## Task instructions
Tally every line of the listing below that holds "with", then give the tally alone.

Records from a data collection:
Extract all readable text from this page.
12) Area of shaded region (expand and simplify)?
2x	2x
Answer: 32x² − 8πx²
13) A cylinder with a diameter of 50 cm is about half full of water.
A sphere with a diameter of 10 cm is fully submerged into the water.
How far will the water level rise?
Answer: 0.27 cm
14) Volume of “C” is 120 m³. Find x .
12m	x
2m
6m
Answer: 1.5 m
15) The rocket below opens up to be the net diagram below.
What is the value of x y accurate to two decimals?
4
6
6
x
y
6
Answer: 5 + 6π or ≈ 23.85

## Task response
2